Collected data

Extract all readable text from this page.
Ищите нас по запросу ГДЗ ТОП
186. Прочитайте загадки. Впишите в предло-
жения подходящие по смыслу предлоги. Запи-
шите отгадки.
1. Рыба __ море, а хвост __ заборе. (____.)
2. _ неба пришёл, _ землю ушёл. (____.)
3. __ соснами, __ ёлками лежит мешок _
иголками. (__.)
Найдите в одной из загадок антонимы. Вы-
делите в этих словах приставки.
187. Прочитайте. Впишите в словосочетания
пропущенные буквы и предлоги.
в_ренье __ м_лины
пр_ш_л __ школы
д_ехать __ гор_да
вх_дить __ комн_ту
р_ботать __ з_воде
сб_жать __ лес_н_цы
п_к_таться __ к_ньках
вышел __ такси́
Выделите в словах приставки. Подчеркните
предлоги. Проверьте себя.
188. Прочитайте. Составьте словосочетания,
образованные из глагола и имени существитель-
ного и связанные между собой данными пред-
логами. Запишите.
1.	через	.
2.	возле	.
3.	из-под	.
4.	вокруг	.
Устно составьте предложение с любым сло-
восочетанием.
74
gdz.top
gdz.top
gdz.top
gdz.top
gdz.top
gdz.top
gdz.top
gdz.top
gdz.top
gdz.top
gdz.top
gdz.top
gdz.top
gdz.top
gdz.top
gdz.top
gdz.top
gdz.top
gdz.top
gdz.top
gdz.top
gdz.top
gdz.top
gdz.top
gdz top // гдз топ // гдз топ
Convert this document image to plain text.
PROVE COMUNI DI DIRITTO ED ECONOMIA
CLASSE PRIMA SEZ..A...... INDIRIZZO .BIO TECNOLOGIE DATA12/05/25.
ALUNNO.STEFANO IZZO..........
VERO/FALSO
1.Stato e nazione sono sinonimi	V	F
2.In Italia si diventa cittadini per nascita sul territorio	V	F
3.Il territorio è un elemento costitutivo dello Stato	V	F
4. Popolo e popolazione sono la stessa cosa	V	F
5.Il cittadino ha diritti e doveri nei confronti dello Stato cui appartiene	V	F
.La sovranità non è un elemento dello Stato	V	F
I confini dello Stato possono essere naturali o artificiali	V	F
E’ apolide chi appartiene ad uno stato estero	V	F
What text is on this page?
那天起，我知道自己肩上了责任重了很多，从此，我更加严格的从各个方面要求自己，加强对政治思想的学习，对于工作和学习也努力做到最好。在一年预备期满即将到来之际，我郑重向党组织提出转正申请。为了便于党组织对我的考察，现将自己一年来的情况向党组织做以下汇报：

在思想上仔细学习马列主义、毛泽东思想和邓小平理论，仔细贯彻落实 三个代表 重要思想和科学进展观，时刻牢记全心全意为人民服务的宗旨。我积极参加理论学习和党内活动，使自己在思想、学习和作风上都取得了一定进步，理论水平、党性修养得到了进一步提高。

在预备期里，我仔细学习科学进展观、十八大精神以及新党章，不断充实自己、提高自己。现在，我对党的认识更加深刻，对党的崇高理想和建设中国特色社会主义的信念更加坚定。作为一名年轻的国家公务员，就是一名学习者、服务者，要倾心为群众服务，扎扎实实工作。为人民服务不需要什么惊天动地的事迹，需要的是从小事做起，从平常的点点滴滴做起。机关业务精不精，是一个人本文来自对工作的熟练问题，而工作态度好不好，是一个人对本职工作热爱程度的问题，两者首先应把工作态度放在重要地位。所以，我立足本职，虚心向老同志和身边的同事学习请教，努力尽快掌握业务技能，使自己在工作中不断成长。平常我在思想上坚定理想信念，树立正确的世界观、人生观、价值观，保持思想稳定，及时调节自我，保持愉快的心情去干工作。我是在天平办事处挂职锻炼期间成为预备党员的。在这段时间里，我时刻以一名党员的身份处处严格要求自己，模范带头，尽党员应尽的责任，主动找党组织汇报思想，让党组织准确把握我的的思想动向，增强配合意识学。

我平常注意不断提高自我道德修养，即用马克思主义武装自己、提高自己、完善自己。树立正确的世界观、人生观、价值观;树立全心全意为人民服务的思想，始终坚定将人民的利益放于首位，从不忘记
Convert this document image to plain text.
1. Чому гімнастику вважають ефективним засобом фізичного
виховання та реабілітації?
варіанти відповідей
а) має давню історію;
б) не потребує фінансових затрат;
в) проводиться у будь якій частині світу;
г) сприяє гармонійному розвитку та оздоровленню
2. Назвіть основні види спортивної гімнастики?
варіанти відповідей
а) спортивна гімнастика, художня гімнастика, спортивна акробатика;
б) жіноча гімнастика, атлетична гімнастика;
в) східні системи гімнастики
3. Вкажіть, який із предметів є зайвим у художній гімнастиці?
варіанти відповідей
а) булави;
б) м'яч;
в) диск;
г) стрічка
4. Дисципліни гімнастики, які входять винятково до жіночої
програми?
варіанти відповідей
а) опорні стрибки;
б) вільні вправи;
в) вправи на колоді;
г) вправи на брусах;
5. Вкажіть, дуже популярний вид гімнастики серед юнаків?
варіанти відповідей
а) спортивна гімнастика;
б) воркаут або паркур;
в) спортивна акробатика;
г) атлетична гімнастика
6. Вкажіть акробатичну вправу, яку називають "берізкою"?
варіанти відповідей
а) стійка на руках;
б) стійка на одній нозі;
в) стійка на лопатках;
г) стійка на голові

> Aim of the exercise:
Extract all of the data above without altering anything.

> Response for this exercise:
Extract all readable text from this page.
Ищите нас по запросу ГДЗ ТОП
186. Прочитайте загадки. Впишите в предло-
жения подходящие по смыслу предлоги. Запи-
шите отгадки.
1. Рыба __ море, а хвост __ заборе. (____.)
2. _ неба пришёл, _ землю ушёл. (____.)
3. __ соснами, __ ёлками лежит мешок _
иголками. (__.)
Найдите в одной из загадок антонимы. Вы-
делите в этих словах приставки.
187. Прочитайте. Впишите в словосочетания
пропущенные буквы и предлоги.
в_ренье __ м_лины
пр_ш_л __ школы
д_ехать __ гор_да
вх_дить __ комн_ту
р_ботать __ з_воде
сб_жать __ лес_н_цы
п_к_таться __ к_ньках
вышел __ такси́
Выделите в словах приставки. Подчеркните
предлоги. Проверьте себя.
188. Прочитайте. Составьте словосочетания,
образованные из глагола и имени существитель-
ного и связанные между собой данными пред-
логами. Запишите.
1.	через	.
2.	возле	.
3.	из-под	.
4.	вокруг	.
Устно составьте предложение с любым сло-
восочетанием.
74
gdz.top
gdz.top
gdz.top
gdz.top
gdz.top
gdz.top
gdz.top
gdz.top
gdz.top
gdz.top
gdz.top
gdz.top
gdz.top
gdz.top
gdz.top
gdz.top
gdz.top
gdz.top
gdz.top
gdz.top
gdz.top
gdz.top
gdz.top
gdz.top
gdz top // гдз топ // гдз топ
Convert this document image to plain text.
PROVE COMUNI DI DIRITTO ED ECONOMIA
CLASSE PRIMA SEZ..A...... INDIRIZZO .BIO TECNOLOGIE DATA12/05/25.
ALUNNO.STEFANO IZZO..........
VERO/FALSO
1.Stato e nazione sono sinonimi	V	F
2.In Italia si diventa cittadini per nascita sul territorio	V	F
3.Il territorio è un elemento costitutivo dello Stato	V	F
4. Popolo e popolazione sono la stessa cosa	V	F
5.Il cittadino ha diritti e doveri nei confronti dello Stato cui appartiene	V	F
.La sovranità non è un elemento dello Stato	V	F
I confini dello Stato possono essere naturali o artificiali	V	F
E’ apolide chi appartiene ad uno stato estero	V	F
What text is on this page?
那天起，我知道自己肩上了责任重了很多，从此，我更加严格的从各个方面要求自己，加强对政治思想的学习，对于工作和学习也努力做到最好。在一年预备期满即将到来之际，我郑重向党组织提出转正申请。为了便于党组织对我的考察，现将自己一年来的情况向党组织做以下汇报：

在思想上仔细学习马列主义、毛泽东思想和邓小平理论，仔细贯彻落实 三个代表 重要思想和科学进展观，时刻牢记全心全意为人民服务的宗旨。我积极参加理论学习和党内活动，使自己在思想、学习和作风上都取得了一定进步，理论水平、党性修养得到了进一步提高。

在预备期里，我仔细学习科学进展观、十八大精神以及新党章，不断充实自己、提高自己。现在，我对党的认识更加深刻，对党的崇高理想和建设中国特色社会主义的信念更加坚定。作为一名年轻的国家公务员，就是一名学习者、服务者，要倾心为群众服务，扎扎实实工作。为人民服务不需要什么惊天动地的事迹，需要的是从小事做起，从平常的点点滴滴做起。机关业务精不精，是一个人本文来自对工作的熟练问题，而工作态度好不好，是一个人对本职工作热爱程度的问题，两者首先应把工作态度放在重要地位。所以，我立足本职，虚心向老同志和身边的同事学习请教，努力尽快掌握业务技能，使自己在工作中不断成长。平常我在思想上坚定理想信念，树立正确的世界观、人生观、价值观，保持思想稳定，及时调节自我，保持愉快的心情去干工作。我是在天平办事处挂职锻炼期间成为预备党员的。在这段时间里，我时刻以一名党员的身份处处严格要求自己，模范带头，尽党员应尽的责任，主动找党组织汇报思想，让党组织准确把握我的的思想动向，增强配合意识学。

我平常注意不断提高自我道德修养，即用马克思主义武装自己、提高自己、完善自己。树立正确的世界观、人生观、价值观;树立全心全意为人民服务的思想，始终坚定将人民的利益放于首位，从不忘记
Convert this document image to plain text.
1. Чому гімнастику вважають ефективним засобом фізичного
виховання та реабілітації?
варіанти відповідей
а) має давню історію;
б) не потребує фінансових затрат;
в) проводиться у будь якій частині світу;
г) сприяє гармонійному розвитку та оздоровленню
2. Назвіть основні види спортивної гімнастики?
варіанти відповідей
а) спортивна гімнастика, художня гімнастика, спортивна акробатика;
б) жіноча гімнастика, атлетична гімнастика;
в) східні системи гімнастики
3. Вкажіть, який із предметів є зайвим у художній гімнастиці?
варіанти відповідей
а) булави;
б) м'яч;
в) диск;
г) стрічка
4. Дисципліни гімнастики, які входять винятково до жіночої
програми?
варіанти відповідей
а) опорні стрибки;
б) вільні вправи;
в) вправи на колоді;
г) вправи на брусах;
5. Вкажіть, дуже популярний вид гімнастики серед юнаків?
варіанти відповідей
а) спортивна гімнастика;
б) воркаут або паркур;
в) спортивна акробатика;
г) атлетична гімнастика
6. Вкажіть акробатичну вправу, яку називають "берізкою"?
варіанти відповідей
а) стійка на руках;
б) стійка на одній нозі;
в) стійка на лопатках;
г) стійка на голові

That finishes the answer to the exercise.